Extracted records
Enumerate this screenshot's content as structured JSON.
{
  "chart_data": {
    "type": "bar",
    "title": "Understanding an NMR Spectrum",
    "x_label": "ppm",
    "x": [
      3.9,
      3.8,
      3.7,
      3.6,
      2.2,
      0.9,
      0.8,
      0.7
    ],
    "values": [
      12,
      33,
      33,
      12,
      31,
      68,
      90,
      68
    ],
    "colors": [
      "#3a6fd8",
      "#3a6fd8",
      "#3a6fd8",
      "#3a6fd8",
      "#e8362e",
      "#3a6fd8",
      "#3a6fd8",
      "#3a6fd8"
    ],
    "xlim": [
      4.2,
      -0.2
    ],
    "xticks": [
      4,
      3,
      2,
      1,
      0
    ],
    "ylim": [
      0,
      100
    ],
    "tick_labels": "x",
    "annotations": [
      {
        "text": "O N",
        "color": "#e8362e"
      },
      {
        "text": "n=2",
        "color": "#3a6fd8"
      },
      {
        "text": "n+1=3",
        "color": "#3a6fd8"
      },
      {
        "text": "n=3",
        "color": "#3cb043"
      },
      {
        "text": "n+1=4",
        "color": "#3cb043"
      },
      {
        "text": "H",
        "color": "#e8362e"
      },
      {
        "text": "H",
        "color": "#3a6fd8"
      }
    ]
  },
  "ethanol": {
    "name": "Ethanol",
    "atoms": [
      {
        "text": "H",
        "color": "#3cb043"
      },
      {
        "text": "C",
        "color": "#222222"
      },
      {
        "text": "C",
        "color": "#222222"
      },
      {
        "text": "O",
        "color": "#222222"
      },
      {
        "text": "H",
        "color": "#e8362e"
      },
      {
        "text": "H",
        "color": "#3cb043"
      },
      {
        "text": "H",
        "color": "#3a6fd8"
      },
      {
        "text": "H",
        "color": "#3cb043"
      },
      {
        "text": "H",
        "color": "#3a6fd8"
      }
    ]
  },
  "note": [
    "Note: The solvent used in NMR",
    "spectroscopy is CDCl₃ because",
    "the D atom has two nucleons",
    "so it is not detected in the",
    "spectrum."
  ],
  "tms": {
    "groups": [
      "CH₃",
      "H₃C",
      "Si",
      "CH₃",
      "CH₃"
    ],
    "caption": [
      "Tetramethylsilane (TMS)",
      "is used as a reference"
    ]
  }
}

▶ _Task_
Write out every entry again, keeping each line exactly the same.

▶ _Problem solution_
Enumerate this screenshot's content as structured JSON.
{
  "chart_data": {
    "type": "bar",
    "title": "Understanding an NMR Spectrum",
    "x_label": "ppm",
    "x": [
      3.9,
      3.8,
      3.7,
      3.6,
      2.2,
      0.9,
      0.8,
      0.7
    ],
    "values": [
      12,
      33,
      33,
      12,
      31,
      68,
      90,
      68
    ],
    "colors": [
      "#3a6fd8",
      "#3a6fd8",
      "#3a6fd8",
      "#3a6fd8",
      "#e8362e",
      "#3a6fd8",
      "#3a6fd8",
      "#3a6fd8"
    ],
    "xlim": [
      4.2,
      -0.2
    ],
    "xticks": [
      4,
      3,
      2,
      1,
      0
    ],
    "ylim": [
      0,
      100
    ],
    "tick_labels": "x",
    "annotations": [
      {
        "text": "O N",
        "color": "#e8362e"
      },
      {
        "text": "n=2",
        "color": "#3a6fd8"
      },
      {
        "text": "n+1=3",
        "color": "#3a6fd8"
      },
      {
        "text": "n=3",
        "color": "#3cb043"
      },
      {
        "text": "n+1=4",
        "color": "#3cb043"
      },
      {
        "text": "H",
        "color": "#e8362e"
      },
      {
        "text": "H",
        "color": "#3a6fd8"
      }
    ]
  },
  "ethanol": {
    "name": "Ethanol",
    "atoms": [
      {
        "text": "H",
        "color": "#3cb043"
      },
      {
        "text": "C",
        "color": "#222222"
      },
      {
        "text": "C",
        "color": "#222222"
      },
      {
        "text": "O",
        "color": "#222222"
      },
      {
        "text": "H",
        "color": "#e8362e"
      },
      {
        "text": "H",
        "color": "#3cb043"
      },
      {
        "text": "H",
        "color": "#3a6fd8"
      },
      {
        "text": "H",
        "color": "#3cb043"
      },
      {
        "text": "H",
        "color": "#3a6fd8"
      }
    ]
  },
  "note": [
    "Note: The solvent used in NMR",
    "spectroscopy is CDCl₃ because",
    "the D atom has two nucleons",
    "so it is not detected in the",
    "spectrum."
  ],
  "tms": {
    "groups": [
      "CH₃",
      "H₃C",
      "Si",
      "CH₃",
      "CH₃"
    ],
    "caption": [
      "Tetramethylsilane (TMS)",
      "is used as a reference"
    ]
  }
}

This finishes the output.